═══ DATASET CONTENT

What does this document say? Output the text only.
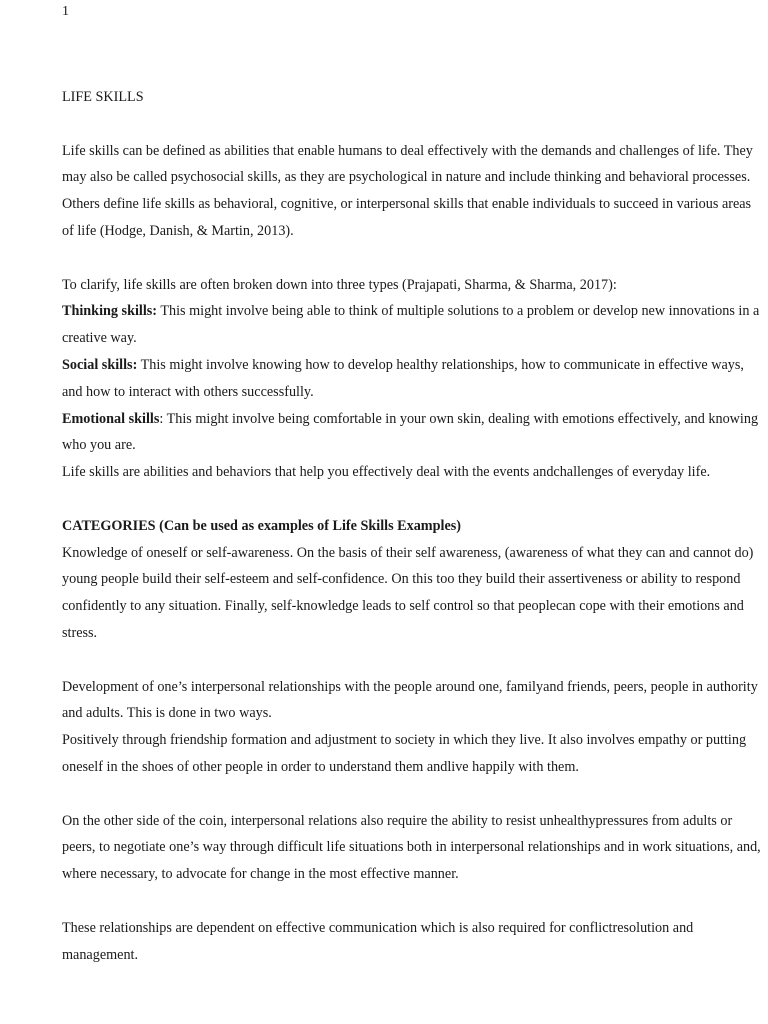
1

LIFE SKILLS

Life skills can be defined as abilities that enable humans to deal effectively with the demands and challenges of life. They may also be called psychosocial skills, as they are psychological in nature and include thinking and behavioral processes. Others define life skills as behavioral, cognitive, or interpersonal skills that enable individuals to succeed in various areas of life (Hodge, Danish, & Martin, 2013).

To clarify, life skills are often broken down into three types (Prajapati, Sharma, & Sharma, 2017):

Thinking skills: This might involve being able to think of multiple solutions to a problem or develop new innovations in a creative way.

Social skills: This might involve knowing how to develop healthy relationships, how to communicate in effective ways, and how to interact with others successfully.

Emotional skills: This might involve being comfortable in your own skin, dealing with emotions effectively, and knowing who you are.

Life skills are abilities and behaviors that help you effectively deal with the events andchallenges of everyday life.

CATEGORIES (Can be used as examples of Life Skills Examples)

Knowledge of oneself or self-awareness. On the basis of their self awareness, (awareness of what they can and cannot do) young people build their self-esteem and self-confidence. On this too they build their assertiveness or ability to respond confidently to any situation. Finally, self-knowledge leads to self control so that peoplecan cope with their emotions and stress.

Development of one’s interpersonal relationships with the people around one, familyand friends, peers, people in authority and adults. This is done in two ways.

Positively through friendship formation and adjustment to society in which they live. It also involves empathy or putting oneself in the shoes of other people in order to understand them andlive happily with them.

On the other side of the coin, interpersonal relations also require the ability to resist unhealthypressures from adults or peers, to negotiate one’s way through difficult life situations both in interpersonal relationships and in work situations, and, where necessary, to advocate for change in the most effective manner.

These relationships are dependent on effective communication which is also required for conflictresolution and management.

══════

*PROMPT*.
Count how many lines in the data contain the word "which", giving the number without comment.

*TASK RESULT*.
2